▸ Written request: Copy every line of the following data that includes the string "ylabel".

>> Begin Exercise data

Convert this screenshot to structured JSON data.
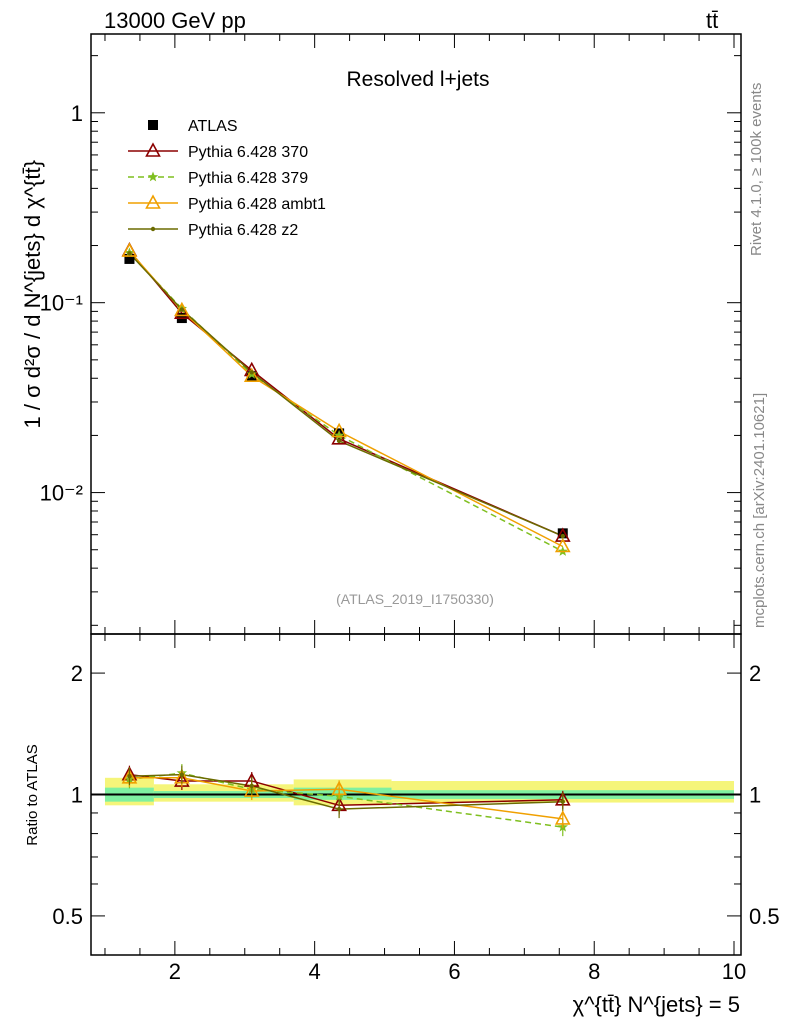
{
  "header": {
    "energy_label": "13000 GeV pp",
    "process_label": "tt̄"
  },
  "side_labels": {
    "rivet": "Rivet 4.1.0, ≥ 100k events",
    "mcplots": "mcplots.cern.ch [arXiv:2401.10621]"
  },
  "chart_data": [
    {
      "panel": "main",
      "type": "line",
      "title": "Resolved l+jets",
      "watermark": "(ATLAS_2019_I1750330)",
      "ylabel": "1 / σ d²σ / d N^{jets} d χ^{tt̄}",
      "yscale": "log",
      "ylim": [
        0.0018,
        2.6
      ],
      "xlim": [
        0.8,
        10.1
      ],
      "y_ticks": [
        {
          "value": 1,
          "label": "1"
        },
        {
          "value": 0.1,
          "label": "10⁻¹"
        },
        {
          "value": 0.01,
          "label": "10⁻²"
        }
      ],
      "x": [
        1.35,
        2.1,
        3.1,
        4.35,
        7.55
      ],
      "series": [
        {
          "name": "ATLAS",
          "color": "#000000",
          "marker": "square",
          "values": [
            0.17,
            0.083,
            0.041,
            0.0205,
            0.0061
          ]
        },
        {
          "name": "Pythia 6.428 370",
          "color": "#8b0000",
          "marker": "triangle",
          "dash": "",
          "values": [
            0.188,
            0.088,
            0.044,
            0.0192,
            0.0059
          ]
        },
        {
          "name": "Pythia 6.428 379",
          "color": "#7fbf1f",
          "marker": "star",
          "dash": "6,4",
          "values": [
            0.183,
            0.093,
            0.042,
            0.02,
            0.0049
          ]
        },
        {
          "name": "Pythia 6.428 ambt1",
          "color": "#f0a000",
          "marker": "triangle",
          "dash": "",
          "values": [
            0.187,
            0.091,
            0.041,
            0.021,
            0.0052
          ]
        },
        {
          "name": "Pythia 6.428 z2",
          "color": "#6b6b00",
          "marker": "dot",
          "dash": "",
          "values": [
            0.182,
            0.092,
            0.043,
            0.0187,
            0.0059
          ]
        }
      ]
    },
    {
      "panel": "ratio",
      "type": "line",
      "ylabel": "Ratio to ATLAS",
      "xlabel": "χ^{tt̄} N^{jets} = 5",
      "yscale": "log",
      "ylim": [
        0.4,
        2.5
      ],
      "xlim": [
        0.8,
        10.1
      ],
      "y_ticks": [
        {
          "value": 2,
          "label": "2"
        },
        {
          "value": 1,
          "label": "1"
        },
        {
          "value": 0.5,
          "label": "0.5"
        }
      ],
      "x_ticks": [
        {
          "value": 2,
          "label": "2"
        },
        {
          "value": 4,
          "label": "4"
        },
        {
          "value": 6,
          "label": "6"
        },
        {
          "value": 8,
          "label": "8"
        },
        {
          "value": 10,
          "label": "10"
        }
      ],
      "bins": [
        {
          "x0": 1.0,
          "x1": 1.7,
          "inner": [
            0.96,
            1.04
          ],
          "outer": [
            0.94,
            1.1
          ]
        },
        {
          "x0": 1.7,
          "x1": 3.7,
          "inner": [
            0.98,
            1.02
          ],
          "outer": [
            0.96,
            1.06
          ]
        },
        {
          "x0": 3.7,
          "x1": 5.1,
          "inner": [
            0.97,
            1.04
          ],
          "outer": [
            0.94,
            1.09
          ]
        },
        {
          "x0": 5.1,
          "x1": 10.0,
          "inner": [
            0.975,
            1.025
          ],
          "outer": [
            0.955,
            1.08
          ]
        }
      ],
      "x": [
        1.35,
        2.1,
        3.1,
        4.35,
        7.55
      ],
      "series": [
        {
          "name": "Pythia 6.428 370",
          "color": "#8b0000",
          "marker": "triangle",
          "dash": "",
          "values": [
            1.12,
            1.08,
            1.08,
            0.94,
            0.97
          ]
        },
        {
          "name": "Pythia 6.428 379",
          "color": "#7fbf1f",
          "marker": "star",
          "dash": "6,4",
          "values": [
            1.09,
            1.13,
            1.03,
            0.99,
            0.83
          ]
        },
        {
          "name": "Pythia 6.428 ambt1",
          "color": "#f0a000",
          "marker": "triangle",
          "dash": "",
          "values": [
            1.1,
            1.1,
            1.02,
            1.03,
            0.87
          ]
        },
        {
          "name": "Pythia 6.428 z2",
          "color": "#6b6b00",
          "marker": "dot",
          "dash": "",
          "values": [
            1.11,
            1.12,
            1.05,
            0.92,
            0.96
          ]
        }
      ]
    }
  ]
}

>> End Exercise data

▸ Output for this task:
      "ylabel": "1 / σ d²σ / d N^{jets} d χ^{tt̄}",
      "ylabel": "Ratio to ATLAS",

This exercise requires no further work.